- [PROBLEMS AND TASKS]
1. In the film review excerpt, who is Bujalski's regular cinematographer?
2. Reproduce the stretch of the film review excerpt from "Fitting to the" through "now race toward?" word for word.

##### EXCERPTED PASSAGE

Fitting to the period, Bujalski's regular cinematographer, Matthias Grunsky, offers the cruddiest, security-grade monochrome image conceivable from a vintage video tube-camera that predates the PortaPak. A fascinating but hardly beautiful look, this low-contrast gray smeariness is prone to artifacting, light leaks and tracking glitches (though sometimes cheated in post-production as amusing, almost sentient “special defects”). That's less an arthouse stunt than a legitimately evocative, nostalgic patina. Remember when the future seemed a casual climb to utopian invention, not the doomsday vortex we now race toward?

“This is a very odd, weird, strange, idiosyncratic game. I don't know how many ways I can say it,” stammers arrogant chess wizard Pat Henderson (the onscreen egghead that film critic Gerald Peary was born to play), hosting a weekend tournament at a nondescript hotel convention. Among the influx of tucked-in, white-collared conquista-dorks ready to affably battle one another—or rather, one another's not-yet-portable mainframes—one winner's software will face off against Henderson on the final day.

##########
##### RECORDS SUPPLIED

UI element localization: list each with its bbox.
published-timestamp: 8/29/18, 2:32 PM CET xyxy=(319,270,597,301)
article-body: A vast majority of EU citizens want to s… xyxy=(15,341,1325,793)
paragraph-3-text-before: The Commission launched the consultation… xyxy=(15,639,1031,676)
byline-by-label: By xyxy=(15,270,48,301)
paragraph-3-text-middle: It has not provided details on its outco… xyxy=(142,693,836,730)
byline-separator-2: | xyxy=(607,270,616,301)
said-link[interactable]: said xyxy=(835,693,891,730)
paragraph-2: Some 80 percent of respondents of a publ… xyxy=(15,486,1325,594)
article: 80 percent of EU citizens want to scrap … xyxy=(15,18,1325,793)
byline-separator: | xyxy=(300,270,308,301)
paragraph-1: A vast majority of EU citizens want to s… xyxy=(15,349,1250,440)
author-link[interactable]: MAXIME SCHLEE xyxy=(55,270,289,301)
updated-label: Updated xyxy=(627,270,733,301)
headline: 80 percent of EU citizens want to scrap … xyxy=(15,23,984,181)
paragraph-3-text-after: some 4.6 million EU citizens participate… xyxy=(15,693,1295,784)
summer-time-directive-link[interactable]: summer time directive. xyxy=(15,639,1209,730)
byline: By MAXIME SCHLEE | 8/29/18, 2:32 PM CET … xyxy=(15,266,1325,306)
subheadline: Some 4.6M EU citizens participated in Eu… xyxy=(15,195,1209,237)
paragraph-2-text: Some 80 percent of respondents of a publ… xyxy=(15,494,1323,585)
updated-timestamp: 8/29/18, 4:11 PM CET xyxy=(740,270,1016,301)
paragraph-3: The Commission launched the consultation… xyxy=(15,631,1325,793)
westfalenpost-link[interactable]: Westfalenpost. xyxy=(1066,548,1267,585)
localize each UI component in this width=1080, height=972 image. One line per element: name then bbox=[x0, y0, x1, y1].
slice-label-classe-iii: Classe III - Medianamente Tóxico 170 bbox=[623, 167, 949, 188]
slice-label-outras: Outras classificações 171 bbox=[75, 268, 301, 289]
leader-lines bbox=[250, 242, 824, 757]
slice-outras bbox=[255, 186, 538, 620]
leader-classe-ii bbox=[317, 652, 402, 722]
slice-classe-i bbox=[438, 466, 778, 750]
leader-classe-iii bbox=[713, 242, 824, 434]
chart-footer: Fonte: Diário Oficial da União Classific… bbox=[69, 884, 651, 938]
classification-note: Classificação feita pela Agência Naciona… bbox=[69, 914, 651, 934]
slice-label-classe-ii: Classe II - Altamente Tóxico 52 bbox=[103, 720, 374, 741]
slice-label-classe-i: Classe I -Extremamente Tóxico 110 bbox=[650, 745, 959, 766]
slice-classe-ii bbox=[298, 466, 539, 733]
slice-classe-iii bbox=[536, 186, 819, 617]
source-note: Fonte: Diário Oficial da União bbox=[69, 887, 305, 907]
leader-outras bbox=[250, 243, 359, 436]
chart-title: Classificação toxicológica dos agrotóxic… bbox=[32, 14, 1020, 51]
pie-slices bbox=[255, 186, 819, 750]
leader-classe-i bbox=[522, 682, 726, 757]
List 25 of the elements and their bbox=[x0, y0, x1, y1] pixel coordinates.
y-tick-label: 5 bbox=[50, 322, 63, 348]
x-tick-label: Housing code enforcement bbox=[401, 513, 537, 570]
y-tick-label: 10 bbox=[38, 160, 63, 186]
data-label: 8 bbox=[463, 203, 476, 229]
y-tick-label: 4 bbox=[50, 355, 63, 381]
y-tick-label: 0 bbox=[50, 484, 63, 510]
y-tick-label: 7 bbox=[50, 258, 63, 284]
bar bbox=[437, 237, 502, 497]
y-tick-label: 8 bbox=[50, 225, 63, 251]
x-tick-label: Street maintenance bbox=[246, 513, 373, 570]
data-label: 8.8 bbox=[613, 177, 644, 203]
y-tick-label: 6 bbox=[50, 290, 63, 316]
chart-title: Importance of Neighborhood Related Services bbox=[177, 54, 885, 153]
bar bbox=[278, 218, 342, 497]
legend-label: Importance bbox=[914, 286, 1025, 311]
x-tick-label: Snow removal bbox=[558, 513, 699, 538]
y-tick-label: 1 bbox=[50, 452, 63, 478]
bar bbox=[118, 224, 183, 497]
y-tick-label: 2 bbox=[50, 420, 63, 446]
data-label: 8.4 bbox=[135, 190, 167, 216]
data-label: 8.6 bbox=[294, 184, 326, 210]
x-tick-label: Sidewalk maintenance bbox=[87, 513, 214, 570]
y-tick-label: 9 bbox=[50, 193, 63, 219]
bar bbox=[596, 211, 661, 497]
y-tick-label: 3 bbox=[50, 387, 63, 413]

##########

- [ANSWERS BY ITEM NUMBER]
1. Matthias Grunsky.

2.
Fitting to the period, Bujalski's regular cinematographer, Matthias Grunsky, offers the cruddiest, security-grade monochrome image conceivable from a vintage video tube-camera that predates the PortaPak. A fascinating but hardly beautiful look, this low-contrast gray smeariness is prone to artifacting, light leaks and tracking glitches (though sometimes cheated in post-production as amusing, almost sentient “special defects”). That's less an arthouse stunt than a legitimately evocative, nostalgic patina. Remember when the future seemed a casual climb to utopian invention, not the doomsday vortex we now race toward?